Rewrite the items below with "bbox" replaced by "bounding box" and nothing else changed. Leave the pictures out of your answer.

[BEGIN DATA LISTING]

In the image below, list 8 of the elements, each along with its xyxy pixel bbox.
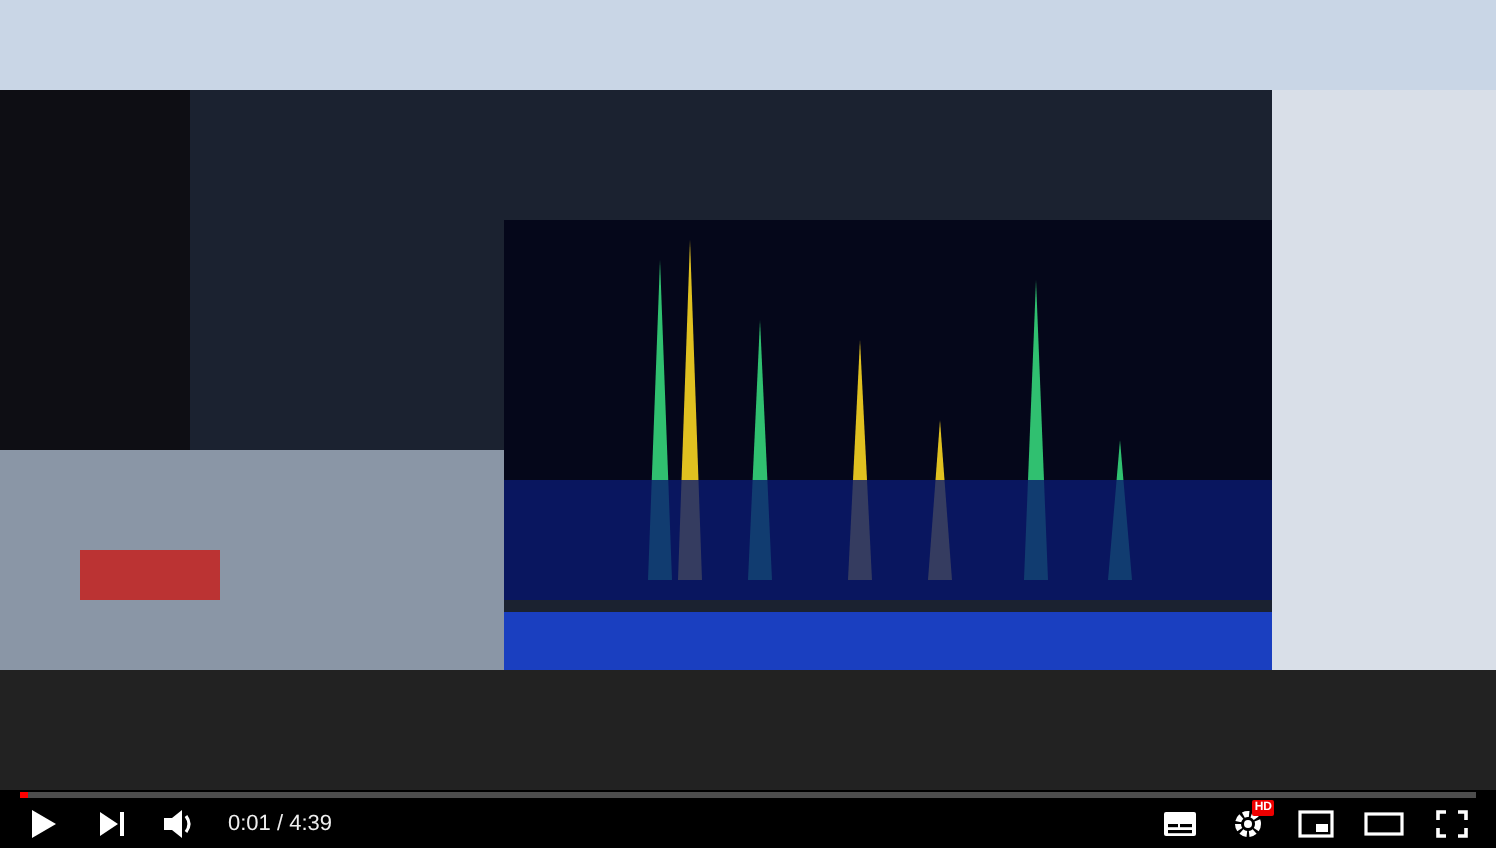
subtitles-icon: [1162, 809, 1198, 837]
skip-next-icon: [98, 809, 126, 837]
theater-mode-icon: [1364, 811, 1404, 835]
time-display: 0:01 / 4:39: [228, 811, 332, 835]
settings-icon: [1232, 807, 1264, 839]
play-icon: [30, 807, 58, 839]
fullscreen-icon: [1436, 809, 1468, 837]
miniplayer-icon: [1298, 809, 1334, 837]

[END DATA LISTING]

• _RESULT OF THIS EXERCISE_:
In the image below, list 8 of the elements, each along with its xyxy pixel bounding box.
subtitles-icon: [1162, 809, 1198, 837]
skip-next-icon: [98, 809, 126, 837]
theater-mode-icon: [1364, 811, 1404, 835]
time-display: 0:01 / 4:39: [228, 811, 332, 835]
settings-icon: [1232, 807, 1264, 839]
play-icon: [30, 807, 58, 839]
fullscreen-icon: [1436, 809, 1468, 837]
miniplayer-icon: [1298, 809, 1334, 837]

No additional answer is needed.